• _WHAT TO WORK ON_
Repeat every line of the listing below exactly, minus the pictures.

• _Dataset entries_
....

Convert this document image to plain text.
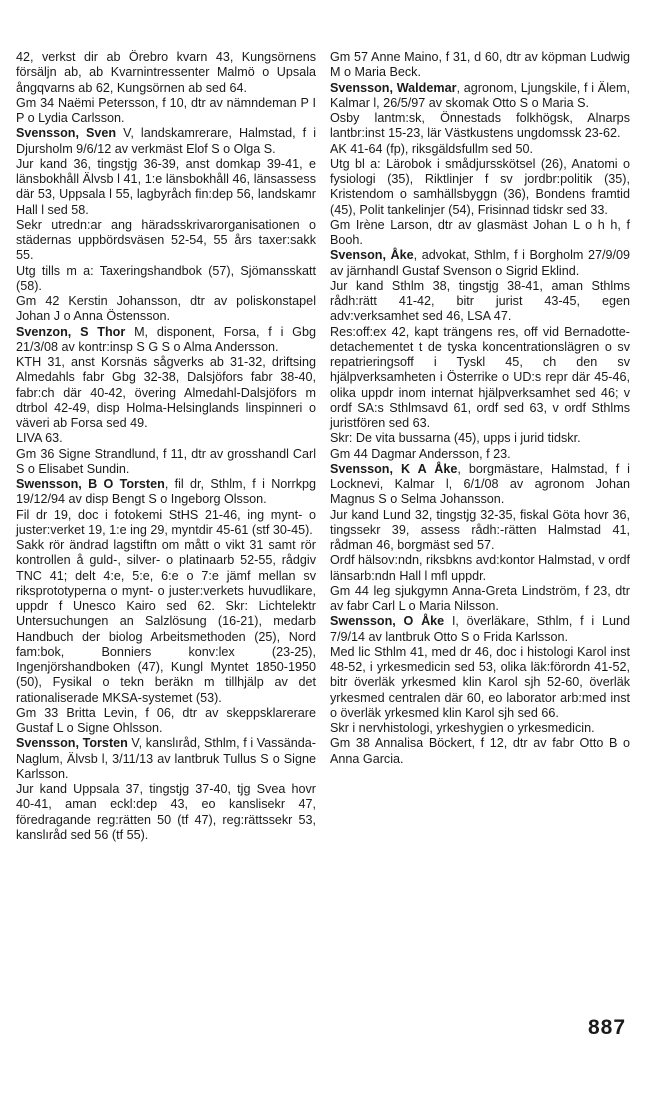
42, verkst dir ab Örebro kvarn 43, Kungsörnens försäljn ab, ab Kvarnintressenter Malmö o Upsala ångqvarns ab 62, Kungsörnen ab sed 64.

Gm 34 Naëmi Petersson, f 10, dtr av nämndeman P I P o Lydia Carlsson.

Svensson, Sven V, landskamrerare, Halmstad, f i Djursholm 9/6/12 av verkmäst Elof S o Olga S.

Jur kand 36, tingstjg 36-39, anst domkap 39-41, e länsbokhåll Älvsb l 41, 1:e länsbokhåll 46, länsassess där 53, Uppsala l 55, lagbyråch fin:dep 56, landskamr Hall l sed 58.

Sekr utredn:ar ang häradsskrivarorganisationen o städernas uppbördsväsen 52-54, 55 års taxer:sakk 55.

Utg tills m a: Taxeringshandbok (57), Sjömansskatt (58).

Gm 42 Kerstin Johansson, dtr av poliskonstapel Johan J o Anna Östensson.

Svenzon, S Thor M, disponent, Forsa, f i Gbg 21/3/08 av kontr:insp S G S o Alma Andersson.

KTH 31, anst Korsnäs sågverks ab 31-32, driftsing Almedahls fabr Gbg 32-38, Dalsjöfors fabr 38-40, fabr:ch där 40-42, övering Almedahl-Dalsjöfors m dtrbol 42-49, disp Holma-Helsinglands linspinneri o väveri ab Forsa sed 49.

LIVA 63.

Gm 36 Signe Strandlund, f 11, dtr av grosshandl Carl S o Elisabet Sundin.

Swensson, B O Torsten, fil dr, Sthlm, f i Norrkpg 19/12/94 av disp Bengt S o Ingeborg Olsson.

Fil dr 19, doc i fotokemi StHS 21-46, ing mynt- o juster:verket 19, 1:e ing 29, myntdir 45-61 (stf 30-45).

Sakk rör ändrad lagstiftn om mått o vikt 31 samt rör kontrollen å guld-, silver- o platinaarb 52-55, rådgiv TNC 41; delt 4:e, 5:e, 6:e o 7:e jämf mellan sv riksprototyperna o mynt- o juster:verkets huvudlikare, uppdr f Unesco Kairo sed 62. Skr: Lichtelektr Untersuchungen an Salzlösung (16-21), medarb Handbuch der biolog Arbeitsmethoden (25), Nord fam:bok, Bonniers konv:lex (23-25), Ingenjörshandboken (47), Kungl Myntet 1850-1950 (50), Fysikal o tekn beräkn m tillhjälp av det rationaliserade MKSA-systemet (53).

Gm 33 Britta Levin, f 06, dtr av skeppsklarerare Gustaf L o Signe Ohlsson.

Svensson, Torsten V, kanslıråd, Sthlm, f i Vassända-Naglum, Älvsb l, 3/11/13 av lantbruk Tullus S o Signe Karlsson.

Jur kand Uppsala 37, tingstjg 37-40, tjg Svea hovr 40-41, aman eckl:dep 43, eo kanslisekr 47, föredragande reg:rätten 50 (tf 47), reg:rättssekr 53, kanslıråd sed 56 (tf 55).

Gm 57 Anne Maino, f 31, d 60, dtr av köpman Ludwig M o Maria Beck.

Svensson, Waldemar, agronom, Ljungskile, f i Älem, Kalmar l, 26/5/97 av skomak Otto S o Maria S.

Osby lantm:sk, Önnestads folkhögsk, Alnarps lantbr:inst 15-23, lär Västkustens ungdomssk 23-62.

AK 41-64 (fp), riksgäldsfullm sed 50.

Utg bl a: Lärobok i smådjursskötsel (26), Anatomi o fysiologi (35), Riktlinjer f sv jordbr:politik (35), Kristendom o samhällsbyggn (36), Bondens framtid (45), Polit tankelinjer (54), Frisinnad tidskr sed 33.

Gm Irène Larson, dtr av glasmäst Johan L o h h, f Booh.

Svenson, Åke, advokat, Sthlm, f i Borgholm 27/9/09 av järnhandl Gustaf Svenson o Sigrid Eklind.

Jur kand Sthlm 38, tingstjg 38-41, aman Sthlms rådh:rätt 41-42, bitr jurist 43-45, egen adv:verksamhet sed 46, LSA 47.

Res:off:ex 42, kapt trängens res, off vid Bernadotte-detachementet t de tyska koncentrationslägren o sv repatrieringsoff i Tyskl 45, ch den sv hjälpverksamheten i Österrike o UD:s repr där 45-46, olika uppdr inom internat hjälpverksamhet sed 46; v ordf SA:s Sthlmsavd 61, ordf sed 63, v ordf Sthlms juristfören sed 63.

Skr: De vita bussarna (45), upps i jurid tidskr.

Gm 44 Dagmar Andersson, f 23.

Svensson, K A Åke, borgmästare, Halmstad, f i Locknevi, Kalmar l, 6/1/08 av agronom Johan Magnus S o Selma Johansson.

Jur kand Lund 32, tingstjg 32-35, fiskal Göta hovr 36, tingssekr 39, assess rådh:-rätten Halmstad 41, rådman 46, borgmäst sed 57.

Ordf hälsov:ndn, riksbkns avd:kontor Halmstad, v ordf länsarb:ndn Hall l mfl uppdr.

Gm 44 leg sjukgymn Anna-Greta Lindström, f 23, dtr av fabr Carl L o Maria Nilsson.

Swensson, O Åke I, överläkare, Sthlm, f i Lund 7/9/14 av lantbruk Otto S o Frida Karlsson.

Med lic Sthlm 41, med dr 46, doc i histologi Karol inst 48-52, i yrkesmedicin sed 53, olika läk:förordn 41-52, bitr överläk yrkesmed klin Karol sjh 52-60, överläk yrkesmed centralen där 60, eo laborator arb:med inst o överläk yrkesmed klin Karol sjh sed 66.

Skr i nervhistologi, yrkeshygien o yrkesmedicin.

Gm 38 Annalisa Böckert, f 12, dtr av fabr Otto B o Anna Garcia.

887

....

• _THE SOLUTION_
Convert this document image to plain text.
42, verkst dir ab Örebro kvarn 43, Kungsörnens försäljn ab, ab Kvarnintressenter Malmö o Upsala ångqvarns ab 62, Kungsörnen ab sed 64.

Gm 34 Naëmi Petersson, f 10, dtr av nämndeman P I P o Lydia Carlsson.

Svensson, Sven V, landskamrerare, Halmstad, f i Djursholm 9/6/12 av verkmäst Elof S o Olga S.

Jur kand 36, tingstjg 36-39, anst domkap 39-41, e länsbokhåll Älvsb l 41, 1:e länsbokhåll 46, länsassess där 53, Uppsala l 55, lagbyråch fin:dep 56, landskamr Hall l sed 58.

Sekr utredn:ar ang häradsskrivarorganisationen o städernas uppbördsväsen 52-54, 55 års taxer:sakk 55.

Utg tills m a: Taxeringshandbok (57), Sjömansskatt (58).

Gm 42 Kerstin Johansson, dtr av poliskonstapel Johan J o Anna Östensson.

Svenzon, S Thor M, disponent, Forsa, f i Gbg 21/3/08 av kontr:insp S G S o Alma Andersson.

KTH 31, anst Korsnäs sågverks ab 31-32, driftsing Almedahls fabr Gbg 32-38, Dalsjöfors fabr 38-40, fabr:ch där 40-42, övering Almedahl-Dalsjöfors m dtrbol 42-49, disp Holma-Helsinglands linspinneri o väveri ab Forsa sed 49.

LIVA 63.

Gm 36 Signe Strandlund, f 11, dtr av grosshandl Carl S o Elisabet Sundin.

Swensson, B O Torsten, fil dr, Sthlm, f i Norrkpg 19/12/94 av disp Bengt S o Ingeborg Olsson.

Fil dr 19, doc i fotokemi StHS 21-46, ing mynt- o juster:verket 19, 1:e ing 29, myntdir 45-61 (stf 30-45).

Sakk rör ändrad lagstiftn om mått o vikt 31 samt rör kontrollen å guld-, silver- o platinaarb 52-55, rådgiv TNC 41; delt 4:e, 5:e, 6:e o 7:e jämf mellan sv riksprototyperna o mynt- o juster:verkets huvudlikare, uppdr f Unesco Kairo sed 62. Skr: Lichtelektr Untersuchungen an Salzlösung (16-21), medarb Handbuch der biolog Arbeitsmethoden (25), Nord fam:bok, Bonniers konv:lex (23-25), Ingenjörshandboken (47), Kungl Myntet 1850-1950 (50), Fysikal o tekn beräkn m tillhjälp av det rationaliserade MKSA-systemet (53).

Gm 33 Britta Levin, f 06, dtr av skeppsklarerare Gustaf L o Signe Ohlsson.

Svensson, Torsten V, kanslıråd, Sthlm, f i Vassända-Naglum, Älvsb l, 3/11/13 av lantbruk Tullus S o Signe Karlsson.

Jur kand Uppsala 37, tingstjg 37-40, tjg Svea hovr 40-41, aman eckl:dep 43, eo kanslisekr 47, föredragande reg:rätten 50 (tf 47), reg:rättssekr 53, kanslıråd sed 56 (tf 55).

Gm 57 Anne Maino, f 31, d 60, dtr av köpman Ludwig M o Maria Beck.

Svensson, Waldemar, agronom, Ljungskile, f i Älem, Kalmar l, 26/5/97 av skomak Otto S o Maria S.

Osby lantm:sk, Önnestads folkhögsk, Alnarps lantbr:inst 15-23, lär Västkustens ungdomssk 23-62.

AK 41-64 (fp), riksgäldsfullm sed 50.

Utg bl a: Lärobok i smådjursskötsel (26), Anatomi o fysiologi (35), Riktlinjer f sv jordbr:politik (35), Kristendom o samhällsbyggn (36), Bondens framtid (45), Polit tankelinjer (54), Frisinnad tidskr sed 33.

Gm Irène Larson, dtr av glasmäst Johan L o h h, f Booh.

Svenson, Åke, advokat, Sthlm, f i Borgholm 27/9/09 av järnhandl Gustaf Svenson o Sigrid Eklind.

Jur kand Sthlm 38, tingstjg 38-41, aman Sthlms rådh:rätt 41-42, bitr jurist 43-45, egen adv:verksamhet sed 46, LSA 47.

Res:off:ex 42, kapt trängens res, off vid Bernadotte-detachementet t de tyska koncentrationslägren o sv repatrieringsoff i Tyskl 45, ch den sv hjälpverksamheten i Österrike o UD:s repr där 45-46, olika uppdr inom internat hjälpverksamhet sed 46; v ordf SA:s Sthlmsavd 61, ordf sed 63, v ordf Sthlms juristfören sed 63.

Skr: De vita bussarna (45), upps i jurid tidskr.

Gm 44 Dagmar Andersson, f 23.

Svensson, K A Åke, borgmästare, Halmstad, f i Locknevi, Kalmar l, 6/1/08 av agronom Johan Magnus S o Selma Johansson.

Jur kand Lund 32, tingstjg 32-35, fiskal Göta hovr 36, tingssekr 39, assess rådh:-rätten Halmstad 41, rådman 46, borgmäst sed 57.

Ordf hälsov:ndn, riksbkns avd:kontor Halmstad, v ordf länsarb:ndn Hall l mfl uppdr.

Gm 44 leg sjukgymn Anna-Greta Lindström, f 23, dtr av fabr Carl L o Maria Nilsson.

Swensson, O Åke I, överläkare, Sthlm, f i Lund 7/9/14 av lantbruk Otto S o Frida Karlsson.

Med lic Sthlm 41, med dr 46, doc i histologi Karol inst 48-52, i yrkesmedicin sed 53, olika läk:förordn 41-52, bitr överläk yrkesmed klin Karol sjh 52-60, överläk yrkesmed centralen där 60, eo laborator arb:med inst o överläk yrkesmed klin Karol sjh sed 66.

Skr i nervhistologi, yrkeshygien o yrkesmedicin.

Gm 38 Annalisa Böckert, f 12, dtr av fabr Otto B o Anna Garcia.

887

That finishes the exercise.